▶ **Short task**: Without including the pictures, copy out every line below.
^^^^^^^^^^^^^^^^
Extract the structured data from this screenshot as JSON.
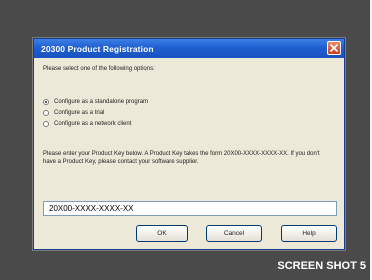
{
  "dialog": {
    "title": "20300 Product Registration",
    "prompt": "Please select one of the following options:",
    "options": [
      {
        "label": "Configure as a standalone program",
        "selected": true
      },
      {
        "label": "Configure as a trial",
        "selected": false
      },
      {
        "label": "Configure as a network client",
        "selected": false
      }
    ],
    "instructions": "Please enter your Product Key below. A Product Key takes the form 20X00-XXXX-XXXX-XX. If you don't have a Product Key, please contact your software supplier.",
    "key_input": {
      "value": "20X00-XXXX-XXXX-XX"
    },
    "buttons": {
      "ok": "OK",
      "cancel": "Cancel",
      "help": "Help"
    }
  },
  "caption": "SCREEN SHOT 5",
  "colors": {
    "background": "#4a4a4a",
    "titlebar": "#1f5fd1",
    "dialog_face": "#ece9d8",
    "close_button": "#c4401f"
  }
}
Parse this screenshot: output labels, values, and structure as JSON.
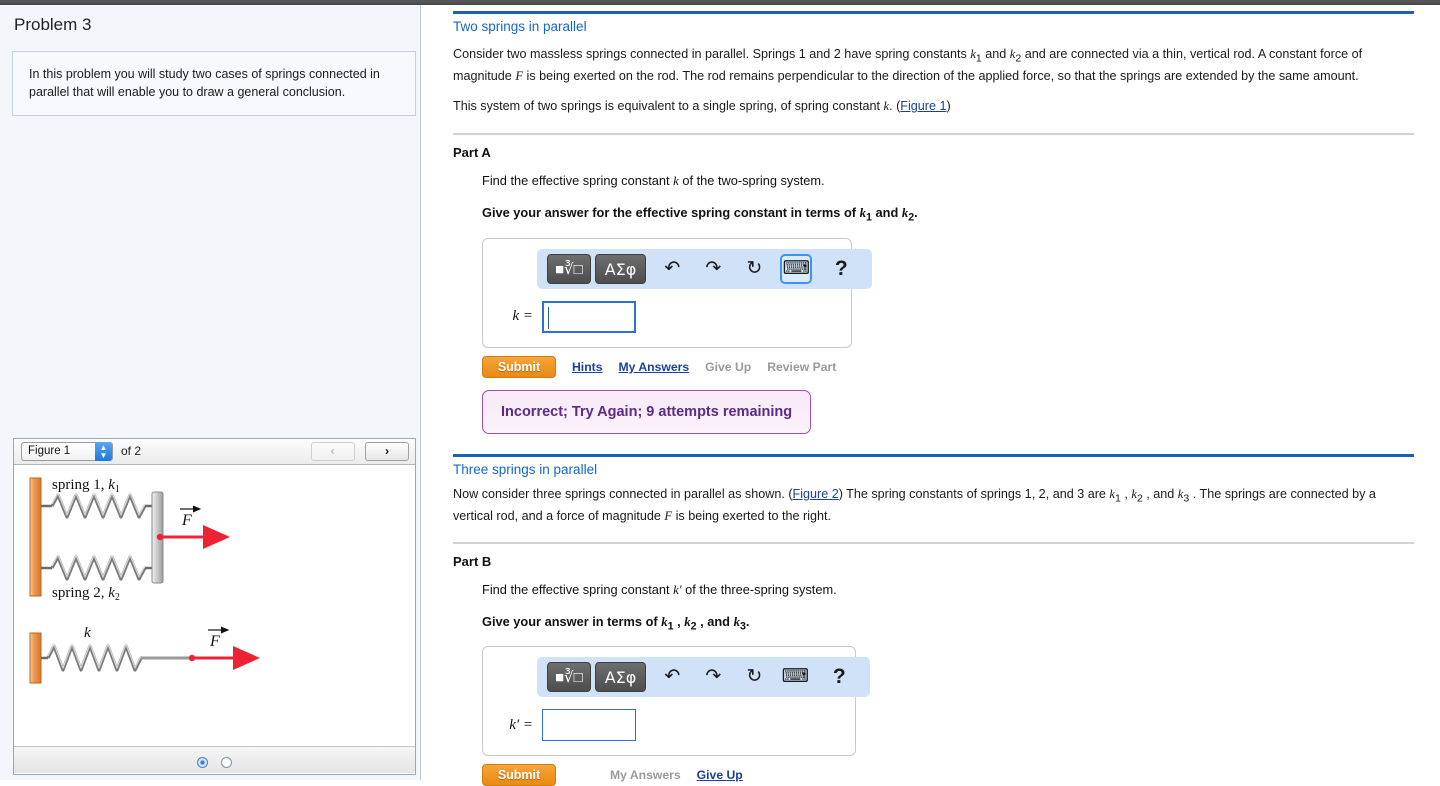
{
  "left": {
    "problem_title": "Problem 3",
    "intro_text": "In this problem you will study two cases of springs connected in parallel that will enable you to draw a general conclusion.",
    "figure_nav": {
      "selected_figure": "Figure 1",
      "of_label": "of 2",
      "prev_label": "‹",
      "next_label": "›"
    },
    "figure1": {
      "spring1_label": "spring 1, k₁",
      "spring2_label": "spring 2, k₂",
      "force_label": "F",
      "equiv_spring_label": "k",
      "equiv_force_label": "F"
    },
    "pager": {
      "total": 2,
      "active": 1
    }
  },
  "right": {
    "section1": {
      "title": "Two springs in parallel",
      "para1_a": "Consider two massless springs connected in parallel. Springs 1 and 2 have spring constants ",
      "para1_k1": "k",
      "para1_k1sub": "1",
      "para1_b": " and ",
      "para1_k2": "k",
      "para1_k2sub": "2",
      "para1_c": " and are connected via a thin, vertical rod. A constant force of magnitude ",
      "para1_F": "F",
      "para1_d": " is being exerted on the rod. The rod remains perpendicular to the direction of the applied force, so that the springs are extended by the same amount.",
      "para2_a": "This system of two springs is equivalent to a single spring, of spring constant ",
      "para2_k": "k",
      "para2_b": ". (",
      "para2_link": "Figure 1",
      "para2_c": ")"
    },
    "partA": {
      "heading": "Part A",
      "question_a": "Find the effective spring constant ",
      "question_k": "k",
      "question_b": " of the two-spring system.",
      "instruction_a": "Give your answer for the effective spring constant in terms of ",
      "instruction_k1": "k",
      "instruction_k1sub": "1",
      "instruction_mid": " and ",
      "instruction_k2": "k",
      "instruction_k2sub": "2",
      "instruction_end": ".",
      "toolbar": {
        "template_icon": "template-sqrt-icon",
        "greek_label": "ΑΣφ",
        "undo_icon": "undo-icon",
        "redo_icon": "redo-icon",
        "reset_icon": "reset-icon",
        "keyboard_icon": "keyboard-icon",
        "help_label": "?"
      },
      "answer_label": "k =",
      "answer_value": "",
      "submit_label": "Submit",
      "links": [
        {
          "label": "Hints",
          "state": "active"
        },
        {
          "label": "My Answers",
          "state": "active"
        },
        {
          "label": "Give Up",
          "state": "disabled"
        },
        {
          "label": "Review Part",
          "state": "disabled"
        }
      ],
      "feedback": "Incorrect; Try Again; 9 attempts remaining"
    },
    "section2": {
      "title": "Three springs in parallel",
      "para_a": "Now consider three springs connected in parallel as shown. (",
      "para_link": "Figure 2",
      "para_b": ") The spring constants of springs 1, 2, and 3 are ",
      "para_k1": "k",
      "para_k1sub": "1",
      "para_c": " , ",
      "para_k2": "k",
      "para_k2sub": "2",
      "para_d": " , and ",
      "para_k3": "k",
      "para_k3sub": "3",
      "para_e": " . The springs are connected by a vertical rod, and a force of magnitude ",
      "para_F": "F",
      "para_f": " is being exerted to the right."
    },
    "partB": {
      "heading": "Part B",
      "question_a": "Find the effective spring constant ",
      "question_k": "k′",
      "question_b": " of the three-spring system.",
      "instruction_a": "Give your answer in terms of ",
      "instruction_k1": "k",
      "instruction_k1sub": "1",
      "instruction_mid1": " , ",
      "instruction_k2": "k",
      "instruction_k2sub": "2",
      "instruction_mid2": " , and ",
      "instruction_k3": "k",
      "instruction_k3sub": "3",
      "instruction_end": ".",
      "toolbar": {
        "greek_label": "ΑΣφ",
        "help_label": "?"
      },
      "answer_label": "k′ =",
      "answer_value": "",
      "submit_label": "Submit",
      "links": [
        {
          "label": "My Answers",
          "state": "disabled"
        },
        {
          "label": "Give Up",
          "state": "active"
        }
      ]
    }
  },
  "colors": {
    "accent_blue": "#1567c4",
    "rule_blue": "#1963b3",
    "submit_orange": "#e88a15",
    "feedback_purple": "#5b2c83",
    "feedback_bg": "#f8e9f8",
    "toolbar_blue": "#cfe2f7",
    "left_panel_bg": "#f3f7fc",
    "wall_orange": "#e08a3c"
  }
}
^^^^^^^^^^^^^^^^
▶ **In response**:
Extract the structured data from this screenshot as JSON.
{
  "dialog": {
    "title": "20300 Product Registration",
    "prompt": "Please select one of the following options:",
    "options": [
      {
        "label": "Configure as a standalone program",
        "selected": true
      },
      {
        "label": "Configure as a trial",
        "selected": false
      },
      {
        "label": "Configure as a network client",
        "selected": false
      }
    ],
    "instructions": "Please enter your Product Key below. A Product Key takes the form 20X00-XXXX-XXXX-XX. If you don't have a Product Key, please contact your software supplier.",
    "key_input": {
      "value": "20X00-XXXX-XXXX-XX"
    },
    "buttons": {
      "ok": "OK",
      "cancel": "Cancel",
      "help": "Help"
    }
  },
  "caption": "SCREEN SHOT 5",
  "colors": {
    "background": "#4a4a4a",
    "titlebar": "#1f5fd1",
    "dialog_face": "#ece9d8",
    "close_button": "#c4401f"
  }
}
Parse this screenshot: output labels, values, and structure as JSON.
{
  "left": {
    "problem_title": "Problem 3",
    "intro_text": "In this problem you will study two cases of springs connected in parallel that will enable you to draw a general conclusion.",
    "figure_nav": {
      "selected_figure": "Figure 1",
      "of_label": "of 2",
      "prev_label": "‹",
      "next_label": "›"
    },
    "figure1": {
      "spring1_label": "spring 1, k₁",
      "spring2_label": "spring 2, k₂",
      "force_label": "F",
      "equiv_spring_label": "k",
      "equiv_force_label": "F"
    },
    "pager": {
      "total": 2,
      "active": 1
    }
  },
  "right": {
    "section1": {
      "title": "Two springs in parallel",
      "para1_a": "Consider two massless springs connected in parallel. Springs 1 and 2 have spring constants ",
      "para1_k1": "k",
      "para1_k1sub": "1",
      "para1_b": " and ",
      "para1_k2": "k",
      "para1_k2sub": "2",
      "para1_c": " and are connected via a thin, vertical rod. A constant force of magnitude ",
      "para1_F": "F",
      "para1_d": " is being exerted on the rod. The rod remains perpendicular to the direction of the applied force, so that the springs are extended by the same amount.",
      "para2_a": "This system of two springs is equivalent to a single spring, of spring constant ",
      "para2_k": "k",
      "para2_b": ". (",
      "para2_link": "Figure 1",
      "para2_c": ")"
    },
    "partA": {
      "heading": "Part A",
      "question_a": "Find the effective spring constant ",
      "question_k": "k",
      "question_b": " of the two-spring system.",
      "instruction_a": "Give your answer for the effective spring constant in terms of ",
      "instruction_k1": "k",
      "instruction_k1sub": "1",
      "instruction_mid": " and ",
      "instruction_k2": "k",
      "instruction_k2sub": "2",
      "instruction_end": ".",
      "toolbar": {
        "template_icon": "template-sqrt-icon",
        "greek_label": "ΑΣφ",
        "undo_icon": "undo-icon",
        "redo_icon": "redo-icon",
        "reset_icon": "reset-icon",
        "keyboard_icon": "keyboard-icon",
        "help_label": "?"
      },
      "answer_label": "k =",
      "answer_value": "",
      "submit_label": "Submit",
      "links": [
        {
          "label": "Hints",
          "state": "active"
        },
        {
          "label": "My Answers",
          "state": "active"
        },
        {
          "label": "Give Up",
          "state": "disabled"
        },
        {
          "label": "Review Part",
          "state": "disabled"
        }
      ],
      "feedback": "Incorrect; Try Again; 9 attempts remaining"
    },
    "section2": {
      "title": "Three springs in parallel",
      "para_a": "Now consider three springs connected in parallel as shown. (",
      "para_link": "Figure 2",
      "para_b": ") The spring constants of springs 1, 2, and 3 are ",
      "para_k1": "k",
      "para_k1sub": "1",
      "para_c": " , ",
      "para_k2": "k",
      "para_k2sub": "2",
      "para_d": " , and ",
      "para_k3": "k",
      "para_k3sub": "3",
      "para_e": " . The springs are connected by a vertical rod, and a force of magnitude ",
      "para_F": "F",
      "para_f": " is being exerted to the right."
    },
    "partB": {
      "heading": "Part B",
      "question_a": "Find the effective spring constant ",
      "question_k": "k′",
      "question_b": " of the three-spring system.",
      "instruction_a": "Give your answer in terms of ",
      "instruction_k1": "k",
      "instruction_k1sub": "1",
      "instruction_mid1": " , ",
      "instruction_k2": "k",
      "instruction_k2sub": "2",
      "instruction_mid2": " , and ",
      "instruction_k3": "k",
      "instruction_k3sub": "3",
      "instruction_end": ".",
      "toolbar": {
        "greek_label": "ΑΣφ",
        "help_label": "?"
      },
      "answer_label": "k′ =",
      "answer_value": "",
      "submit_label": "Submit",
      "links": [
        {
          "label": "My Answers",
          "state": "disabled"
        },
        {
          "label": "Give Up",
          "state": "active"
        }
      ]
    }
  },
  "colors": {
    "accent_blue": "#1567c4",
    "rule_blue": "#1963b3",
    "submit_orange": "#e88a15",
    "feedback_purple": "#5b2c83",
    "feedback_bg": "#f8e9f8",
    "toolbar_blue": "#cfe2f7",
    "left_panel_bg": "#f3f7fc",
    "wall_orange": "#e08a3c"
  }
}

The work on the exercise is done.